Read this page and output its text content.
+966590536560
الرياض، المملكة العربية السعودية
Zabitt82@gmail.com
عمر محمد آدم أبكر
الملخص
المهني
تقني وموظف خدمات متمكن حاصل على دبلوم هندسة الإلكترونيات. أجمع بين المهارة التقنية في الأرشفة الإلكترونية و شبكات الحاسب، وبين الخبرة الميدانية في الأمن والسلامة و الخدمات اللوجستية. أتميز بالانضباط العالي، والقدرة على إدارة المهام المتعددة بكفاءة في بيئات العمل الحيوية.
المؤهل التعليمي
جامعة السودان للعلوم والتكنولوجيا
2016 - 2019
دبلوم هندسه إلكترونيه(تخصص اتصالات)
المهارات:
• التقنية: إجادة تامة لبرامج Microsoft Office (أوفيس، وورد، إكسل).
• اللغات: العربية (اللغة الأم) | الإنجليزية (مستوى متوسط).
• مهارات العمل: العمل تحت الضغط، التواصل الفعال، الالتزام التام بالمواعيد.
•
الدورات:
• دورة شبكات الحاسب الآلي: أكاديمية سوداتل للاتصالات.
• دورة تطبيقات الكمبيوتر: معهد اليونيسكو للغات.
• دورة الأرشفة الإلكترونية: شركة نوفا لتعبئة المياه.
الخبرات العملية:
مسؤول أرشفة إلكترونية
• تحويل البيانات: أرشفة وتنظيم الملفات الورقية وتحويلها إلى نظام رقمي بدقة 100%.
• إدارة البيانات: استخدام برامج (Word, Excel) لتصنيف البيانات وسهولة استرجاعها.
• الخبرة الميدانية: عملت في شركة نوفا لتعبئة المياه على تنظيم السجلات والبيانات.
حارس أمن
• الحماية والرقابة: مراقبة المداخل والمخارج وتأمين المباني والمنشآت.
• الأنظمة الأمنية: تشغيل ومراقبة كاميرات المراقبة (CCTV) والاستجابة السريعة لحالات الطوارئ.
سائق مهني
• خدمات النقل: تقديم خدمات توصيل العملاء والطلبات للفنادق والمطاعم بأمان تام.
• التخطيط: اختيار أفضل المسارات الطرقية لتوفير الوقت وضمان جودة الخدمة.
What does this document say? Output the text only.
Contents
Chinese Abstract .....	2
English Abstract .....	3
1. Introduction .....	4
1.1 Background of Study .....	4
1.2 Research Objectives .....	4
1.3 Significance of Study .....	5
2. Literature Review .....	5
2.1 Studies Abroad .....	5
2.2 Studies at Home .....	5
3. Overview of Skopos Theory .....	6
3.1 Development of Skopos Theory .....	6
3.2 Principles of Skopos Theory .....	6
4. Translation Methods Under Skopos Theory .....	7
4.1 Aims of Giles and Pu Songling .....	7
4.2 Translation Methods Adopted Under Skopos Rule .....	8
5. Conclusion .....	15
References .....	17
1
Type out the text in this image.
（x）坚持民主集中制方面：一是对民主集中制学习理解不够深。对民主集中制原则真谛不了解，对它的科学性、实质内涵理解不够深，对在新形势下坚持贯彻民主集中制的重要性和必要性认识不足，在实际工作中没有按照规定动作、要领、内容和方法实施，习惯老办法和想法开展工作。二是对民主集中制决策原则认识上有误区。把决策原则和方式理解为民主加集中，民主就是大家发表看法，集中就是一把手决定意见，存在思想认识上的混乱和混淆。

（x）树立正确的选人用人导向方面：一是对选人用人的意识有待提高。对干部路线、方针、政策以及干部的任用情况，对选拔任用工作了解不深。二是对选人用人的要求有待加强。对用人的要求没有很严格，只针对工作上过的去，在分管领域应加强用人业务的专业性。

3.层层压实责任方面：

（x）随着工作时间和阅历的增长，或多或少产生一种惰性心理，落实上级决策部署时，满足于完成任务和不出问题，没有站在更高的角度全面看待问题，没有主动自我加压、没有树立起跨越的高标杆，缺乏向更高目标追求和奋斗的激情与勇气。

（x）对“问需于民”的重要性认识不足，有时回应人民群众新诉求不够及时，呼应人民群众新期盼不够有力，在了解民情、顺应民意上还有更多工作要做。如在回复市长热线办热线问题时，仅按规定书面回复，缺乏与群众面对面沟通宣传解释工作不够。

→ **What you are asked to do**
Reproduce every record above exactly as it appears.

→ **The reply**
Read this page and output its text content.
+966590536560
الرياض، المملكة العربية السعودية
Zabitt82@gmail.com
عمر محمد آدم أبكر
الملخص
المهني
تقني وموظف خدمات متمكن حاصل على دبلوم هندسة الإلكترونيات. أجمع بين المهارة التقنية في الأرشفة الإلكترونية و شبكات الحاسب، وبين الخبرة الميدانية في الأمن والسلامة و الخدمات اللوجستية. أتميز بالانضباط العالي، والقدرة على إدارة المهام المتعددة بكفاءة في بيئات العمل الحيوية.
المؤهل التعليمي
جامعة السودان للعلوم والتكنولوجيا
2016 - 2019
دبلوم هندسه إلكترونيه(تخصص اتصالات)
المهارات:
• التقنية: إجادة تامة لبرامج Microsoft Office (أوفيس، وورد، إكسل).
• اللغات: العربية (اللغة الأم) | الإنجليزية (مستوى متوسط).
• مهارات العمل: العمل تحت الضغط، التواصل الفعال، الالتزام التام بالمواعيد.
•
الدورات:
• دورة شبكات الحاسب الآلي: أكاديمية سوداتل للاتصالات.
• دورة تطبيقات الكمبيوتر: معهد اليونيسكو للغات.
• دورة الأرشفة الإلكترونية: شركة نوفا لتعبئة المياه.
الخبرات العملية:
مسؤول أرشفة إلكترونية
• تحويل البيانات: أرشفة وتنظيم الملفات الورقية وتحويلها إلى نظام رقمي بدقة 100%.
• إدارة البيانات: استخدام برامج (Word, Excel) لتصنيف البيانات وسهولة استرجاعها.
• الخبرة الميدانية: عملت في شركة نوفا لتعبئة المياه على تنظيم السجلات والبيانات.
حارس أمن
• الحماية والرقابة: مراقبة المداخل والمخارج وتأمين المباني والمنشآت.
• الأنظمة الأمنية: تشغيل ومراقبة كاميرات المراقبة (CCTV) والاستجابة السريعة لحالات الطوارئ.
سائق مهني
• خدمات النقل: تقديم خدمات توصيل العملاء والطلبات للفنادق والمطاعم بأمان تام.
• التخطيط: اختيار أفضل المسارات الطرقية لتوفير الوقت وضمان جودة الخدمة.
What does this document say? Output the text only.
Contents
Chinese Abstract .....	2
English Abstract .....	3
1. Introduction .....	4
1.1 Background of Study .....	4
1.2 Research Objectives .....	4
1.3 Significance of Study .....	5
2. Literature Review .....	5
2.1 Studies Abroad .....	5
2.2 Studies at Home .....	5
3. Overview of Skopos Theory .....	6
3.1 Development of Skopos Theory .....	6
3.2 Principles of Skopos Theory .....	6
4. Translation Methods Under Skopos Theory .....	7
4.1 Aims of Giles and Pu Songling .....	7
4.2 Translation Methods Adopted Under Skopos Rule .....	8
5. Conclusion .....	15
References .....	17
1
Type out the text in this image.
（x）坚持民主集中制方面：一是对民主集中制学习理解不够深。对民主集中制原则真谛不了解，对它的科学性、实质内涵理解不够深，对在新形势下坚持贯彻民主集中制的重要性和必要性认识不足，在实际工作中没有按照规定动作、要领、内容和方法实施，习惯老办法和想法开展工作。二是对民主集中制决策原则认识上有误区。把决策原则和方式理解为民主加集中，民主就是大家发表看法，集中就是一把手决定意见，存在思想认识上的混乱和混淆。

（x）树立正确的选人用人导向方面：一是对选人用人的意识有待提高。对干部路线、方针、政策以及干部的任用情况，对选拔任用工作了解不深。二是对选人用人的要求有待加强。对用人的要求没有很严格，只针对工作上过的去，在分管领域应加强用人业务的专业性。

3.层层压实责任方面：

（x）随着工作时间和阅历的增长，或多或少产生一种惰性心理，落实上级决策部署时，满足于完成任务和不出问题，没有站在更高的角度全面看待问题，没有主动自我加压、没有树立起跨越的高标杆，缺乏向更高目标追求和奋斗的激情与勇气。

（x）对“问需于民”的重要性认识不足，有时回应人民群众新诉求不够及时，呼应人民群众新期盼不够有力，在了解民情、顺应民意上还有更多工作要做。如在回复市长热线办热线问题时，仅按规定书面回复，缺乏与群众面对面沟通宣传解释工作不够。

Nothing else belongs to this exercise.